Collection entries:
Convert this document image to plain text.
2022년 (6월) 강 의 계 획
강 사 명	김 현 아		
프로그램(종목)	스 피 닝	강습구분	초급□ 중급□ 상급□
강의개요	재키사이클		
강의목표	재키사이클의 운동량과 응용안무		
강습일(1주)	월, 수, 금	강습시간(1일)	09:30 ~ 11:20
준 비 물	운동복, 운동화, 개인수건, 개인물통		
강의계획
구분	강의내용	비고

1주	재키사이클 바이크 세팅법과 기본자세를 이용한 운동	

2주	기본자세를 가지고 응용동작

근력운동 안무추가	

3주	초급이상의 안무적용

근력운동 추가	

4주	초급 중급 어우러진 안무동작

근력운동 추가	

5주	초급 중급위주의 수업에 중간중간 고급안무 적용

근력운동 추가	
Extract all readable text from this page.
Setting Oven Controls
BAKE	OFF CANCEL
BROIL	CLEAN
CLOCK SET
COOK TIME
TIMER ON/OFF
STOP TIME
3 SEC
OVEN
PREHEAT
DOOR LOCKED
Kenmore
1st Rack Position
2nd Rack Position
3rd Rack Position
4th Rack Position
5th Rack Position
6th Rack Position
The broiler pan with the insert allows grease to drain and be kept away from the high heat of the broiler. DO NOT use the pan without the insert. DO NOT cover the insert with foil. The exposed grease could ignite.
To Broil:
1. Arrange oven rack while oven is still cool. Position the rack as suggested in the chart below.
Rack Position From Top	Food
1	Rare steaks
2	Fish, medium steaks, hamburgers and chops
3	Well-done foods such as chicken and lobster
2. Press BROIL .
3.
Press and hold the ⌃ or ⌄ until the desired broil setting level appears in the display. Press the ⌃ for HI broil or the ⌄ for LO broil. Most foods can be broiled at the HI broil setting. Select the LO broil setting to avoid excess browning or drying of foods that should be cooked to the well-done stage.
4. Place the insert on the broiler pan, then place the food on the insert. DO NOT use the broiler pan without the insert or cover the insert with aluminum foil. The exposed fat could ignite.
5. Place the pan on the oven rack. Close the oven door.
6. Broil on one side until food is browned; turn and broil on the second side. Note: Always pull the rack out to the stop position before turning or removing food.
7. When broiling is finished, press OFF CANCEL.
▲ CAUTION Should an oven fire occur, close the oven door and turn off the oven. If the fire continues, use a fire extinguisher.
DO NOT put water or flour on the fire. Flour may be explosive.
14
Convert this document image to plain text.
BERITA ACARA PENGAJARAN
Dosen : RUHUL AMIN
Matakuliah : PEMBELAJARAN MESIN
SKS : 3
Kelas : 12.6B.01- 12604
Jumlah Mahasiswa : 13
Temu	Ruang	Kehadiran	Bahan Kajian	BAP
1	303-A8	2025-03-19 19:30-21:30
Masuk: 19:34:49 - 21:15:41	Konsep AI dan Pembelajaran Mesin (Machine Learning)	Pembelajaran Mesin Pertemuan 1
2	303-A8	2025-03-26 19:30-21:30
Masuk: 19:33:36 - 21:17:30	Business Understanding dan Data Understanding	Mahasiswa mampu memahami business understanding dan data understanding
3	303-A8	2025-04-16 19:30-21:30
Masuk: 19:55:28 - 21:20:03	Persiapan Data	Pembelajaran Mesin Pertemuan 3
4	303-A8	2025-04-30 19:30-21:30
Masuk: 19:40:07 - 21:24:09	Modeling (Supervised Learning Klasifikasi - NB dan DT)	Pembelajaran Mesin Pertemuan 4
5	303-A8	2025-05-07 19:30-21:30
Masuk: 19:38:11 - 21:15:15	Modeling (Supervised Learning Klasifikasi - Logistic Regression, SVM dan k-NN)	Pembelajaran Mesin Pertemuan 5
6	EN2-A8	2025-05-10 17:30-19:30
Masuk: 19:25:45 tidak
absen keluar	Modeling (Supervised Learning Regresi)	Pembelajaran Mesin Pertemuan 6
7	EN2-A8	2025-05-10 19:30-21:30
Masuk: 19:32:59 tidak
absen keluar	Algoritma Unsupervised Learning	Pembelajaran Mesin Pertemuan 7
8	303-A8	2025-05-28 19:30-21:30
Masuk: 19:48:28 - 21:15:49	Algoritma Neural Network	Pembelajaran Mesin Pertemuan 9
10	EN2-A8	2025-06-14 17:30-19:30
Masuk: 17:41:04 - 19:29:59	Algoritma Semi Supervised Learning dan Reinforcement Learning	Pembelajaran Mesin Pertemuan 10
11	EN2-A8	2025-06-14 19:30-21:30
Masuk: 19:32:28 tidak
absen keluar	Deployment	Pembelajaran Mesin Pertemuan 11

- Task to carry out -
Say how many lines in this listing hold the string "fire", giving the count and nothing more.

- Answer to this problem -
2